» Textblock:
Die Wand

die_Wand.jpgEine unsichtbare, undurchdringliche Wand, jenseits derer Totenstille herrscht, schiebt sich auf einmal zwischen das Tal, in dem die Ich-Erzählerin lebt, und die Außenwelt . . .
Ein unnachahmliches Gleichnis für das unüberwindliche Einsamsein.

Meine Gedanken zum Buch: 

Selten musste ich mich so bemühen, ein Buch wirklich zu Ende zu lesen. Dabei ist es spannend bis zum Schluss und auch gut geschrieben. Aber die Geschichte hat mich mehr schockiert als jeder Horror-Thriller, den je gelesen habe.
Sollte man vielleicht nicht gerade dann lesen, wenn man depressiv oder einsam ist, aber lesen sollte man es unbedingt. Wenn man die Geschichte der Marlen Haushofer etwas kennt, dann erhält man zusätzlich einen tiefen Blick in die zerrüttete Seele dieser Frau.

» Bereitgestellte Daten:

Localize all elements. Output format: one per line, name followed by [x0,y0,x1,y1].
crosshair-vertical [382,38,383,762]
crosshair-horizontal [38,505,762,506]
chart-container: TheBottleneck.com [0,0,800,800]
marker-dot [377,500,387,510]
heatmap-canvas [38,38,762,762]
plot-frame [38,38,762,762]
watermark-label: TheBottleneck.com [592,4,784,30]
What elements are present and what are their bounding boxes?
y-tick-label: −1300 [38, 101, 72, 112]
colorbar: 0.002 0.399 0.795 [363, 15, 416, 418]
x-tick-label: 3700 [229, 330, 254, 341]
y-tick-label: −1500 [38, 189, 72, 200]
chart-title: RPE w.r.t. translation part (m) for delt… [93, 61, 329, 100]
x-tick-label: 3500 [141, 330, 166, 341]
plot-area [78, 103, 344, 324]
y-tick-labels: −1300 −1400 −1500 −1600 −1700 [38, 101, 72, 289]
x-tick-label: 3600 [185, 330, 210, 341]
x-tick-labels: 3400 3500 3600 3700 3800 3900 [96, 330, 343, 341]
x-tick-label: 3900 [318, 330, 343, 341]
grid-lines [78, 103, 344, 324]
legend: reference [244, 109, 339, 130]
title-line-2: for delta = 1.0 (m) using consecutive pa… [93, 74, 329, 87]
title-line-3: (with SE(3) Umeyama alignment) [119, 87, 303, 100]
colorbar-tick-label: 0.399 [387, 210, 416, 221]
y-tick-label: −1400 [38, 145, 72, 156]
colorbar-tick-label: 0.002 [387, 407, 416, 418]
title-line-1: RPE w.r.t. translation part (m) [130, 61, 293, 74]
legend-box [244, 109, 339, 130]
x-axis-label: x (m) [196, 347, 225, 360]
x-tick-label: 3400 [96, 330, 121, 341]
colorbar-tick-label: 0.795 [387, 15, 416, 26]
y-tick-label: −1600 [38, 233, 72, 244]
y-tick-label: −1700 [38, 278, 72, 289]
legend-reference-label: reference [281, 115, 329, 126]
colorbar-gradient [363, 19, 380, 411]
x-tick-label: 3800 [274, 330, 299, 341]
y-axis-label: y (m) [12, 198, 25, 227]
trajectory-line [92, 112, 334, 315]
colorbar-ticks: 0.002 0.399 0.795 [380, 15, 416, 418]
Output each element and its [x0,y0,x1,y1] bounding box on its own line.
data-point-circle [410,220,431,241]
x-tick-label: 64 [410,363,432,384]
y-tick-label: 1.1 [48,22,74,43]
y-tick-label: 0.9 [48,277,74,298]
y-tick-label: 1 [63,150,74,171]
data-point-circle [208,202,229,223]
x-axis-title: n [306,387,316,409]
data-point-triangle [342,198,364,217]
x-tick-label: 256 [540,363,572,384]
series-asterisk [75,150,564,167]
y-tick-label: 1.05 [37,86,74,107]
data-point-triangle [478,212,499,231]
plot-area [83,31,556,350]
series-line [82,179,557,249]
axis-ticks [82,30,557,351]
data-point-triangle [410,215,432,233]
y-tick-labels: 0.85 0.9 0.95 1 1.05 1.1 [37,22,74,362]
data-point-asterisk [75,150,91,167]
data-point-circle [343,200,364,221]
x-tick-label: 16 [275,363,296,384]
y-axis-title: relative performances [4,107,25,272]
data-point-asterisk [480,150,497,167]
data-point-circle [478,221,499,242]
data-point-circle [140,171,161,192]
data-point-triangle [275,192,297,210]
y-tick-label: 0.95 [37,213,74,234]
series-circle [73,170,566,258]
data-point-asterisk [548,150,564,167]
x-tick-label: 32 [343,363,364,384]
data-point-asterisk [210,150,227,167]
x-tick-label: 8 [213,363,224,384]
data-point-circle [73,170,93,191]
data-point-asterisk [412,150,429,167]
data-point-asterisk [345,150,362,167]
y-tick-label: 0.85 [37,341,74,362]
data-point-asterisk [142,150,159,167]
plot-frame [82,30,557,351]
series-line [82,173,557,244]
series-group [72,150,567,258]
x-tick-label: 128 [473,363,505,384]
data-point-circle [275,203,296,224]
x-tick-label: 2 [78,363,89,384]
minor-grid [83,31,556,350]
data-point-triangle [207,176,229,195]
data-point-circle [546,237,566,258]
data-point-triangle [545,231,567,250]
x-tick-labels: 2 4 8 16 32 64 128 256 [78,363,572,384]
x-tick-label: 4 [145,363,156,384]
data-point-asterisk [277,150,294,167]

» Angaben zur Aufgabe: Führen Sie die Buchbesprechung zu „Die Wand“ oben im Textblock im Anschluss an ihren letzten Satz weiter.

» Ergebnis der Aufgabe:
Schön, dass sie uns trotzdem auch Bücher wie "Brav sein ist schwer" etc. schenken konnte! Darüber wurde hier ja schon berichtet.

Verlag: 
List Tb.
Auflage: 
1. Auflage
ISBN: 
ISBN-13: 978-3548605715

Kommentare

Es ist bei mir schon länger her, dass ich dieses Buch gelesen habe, es hat mich aber beeindruckt. Ich kann mich noch an das Gefühl der Einsamkeit erinnern und an die Ohnmacht, als die Frau Zahnschmerzen bekommt und keine Möglichkeit hat, einen Arzt aufzusuchen, da sie ja durch diese unsichtbare, befremdliche Wand von der übrigen Welt abgeschnitten wurde. Sie weiß nicht, ob dieser Zustand sich jemals ändern wird, ihr ist nicht bekannt, ob sie die einzig Überlende ist, ob hinter der Wand das Leben weiter geht oder ob dort alles zerstört wurde. Trostlos aber faszinierend.